# [Set task]
Show, in full, each line of the data that contains "text".

____

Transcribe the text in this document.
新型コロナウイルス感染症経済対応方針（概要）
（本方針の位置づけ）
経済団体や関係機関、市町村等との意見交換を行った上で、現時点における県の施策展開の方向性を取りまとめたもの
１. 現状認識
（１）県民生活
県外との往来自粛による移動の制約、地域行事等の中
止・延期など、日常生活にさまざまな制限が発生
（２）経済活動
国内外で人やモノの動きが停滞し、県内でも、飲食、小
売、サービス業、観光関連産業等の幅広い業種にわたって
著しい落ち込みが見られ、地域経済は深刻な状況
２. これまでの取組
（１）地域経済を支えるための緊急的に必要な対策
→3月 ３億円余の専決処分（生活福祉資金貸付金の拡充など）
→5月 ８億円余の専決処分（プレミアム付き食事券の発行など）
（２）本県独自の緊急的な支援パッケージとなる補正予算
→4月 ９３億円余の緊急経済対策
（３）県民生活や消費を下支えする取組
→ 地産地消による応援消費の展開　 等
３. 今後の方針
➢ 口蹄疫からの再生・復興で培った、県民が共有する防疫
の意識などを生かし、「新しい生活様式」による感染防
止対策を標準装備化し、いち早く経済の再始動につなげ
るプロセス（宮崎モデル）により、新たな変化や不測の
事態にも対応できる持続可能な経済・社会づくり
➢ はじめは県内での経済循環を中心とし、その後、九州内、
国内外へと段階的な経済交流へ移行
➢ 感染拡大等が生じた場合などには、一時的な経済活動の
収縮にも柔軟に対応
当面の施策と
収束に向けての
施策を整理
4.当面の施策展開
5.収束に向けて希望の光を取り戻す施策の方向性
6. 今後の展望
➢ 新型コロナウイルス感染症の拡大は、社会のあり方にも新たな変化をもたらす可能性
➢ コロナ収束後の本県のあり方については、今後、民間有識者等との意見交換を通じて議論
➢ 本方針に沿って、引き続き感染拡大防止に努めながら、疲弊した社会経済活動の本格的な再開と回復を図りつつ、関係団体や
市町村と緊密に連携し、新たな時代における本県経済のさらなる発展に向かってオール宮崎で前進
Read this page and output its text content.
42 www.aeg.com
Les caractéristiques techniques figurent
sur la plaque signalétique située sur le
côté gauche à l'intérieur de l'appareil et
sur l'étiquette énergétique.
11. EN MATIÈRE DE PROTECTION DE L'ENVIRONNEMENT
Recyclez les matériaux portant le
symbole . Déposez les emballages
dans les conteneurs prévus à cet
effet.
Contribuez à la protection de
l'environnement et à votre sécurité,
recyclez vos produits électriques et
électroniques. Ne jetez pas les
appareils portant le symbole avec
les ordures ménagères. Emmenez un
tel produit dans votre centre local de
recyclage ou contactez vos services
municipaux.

____

# [Exercise output]
Transcribe the text in this document.
Read this page and output its text content.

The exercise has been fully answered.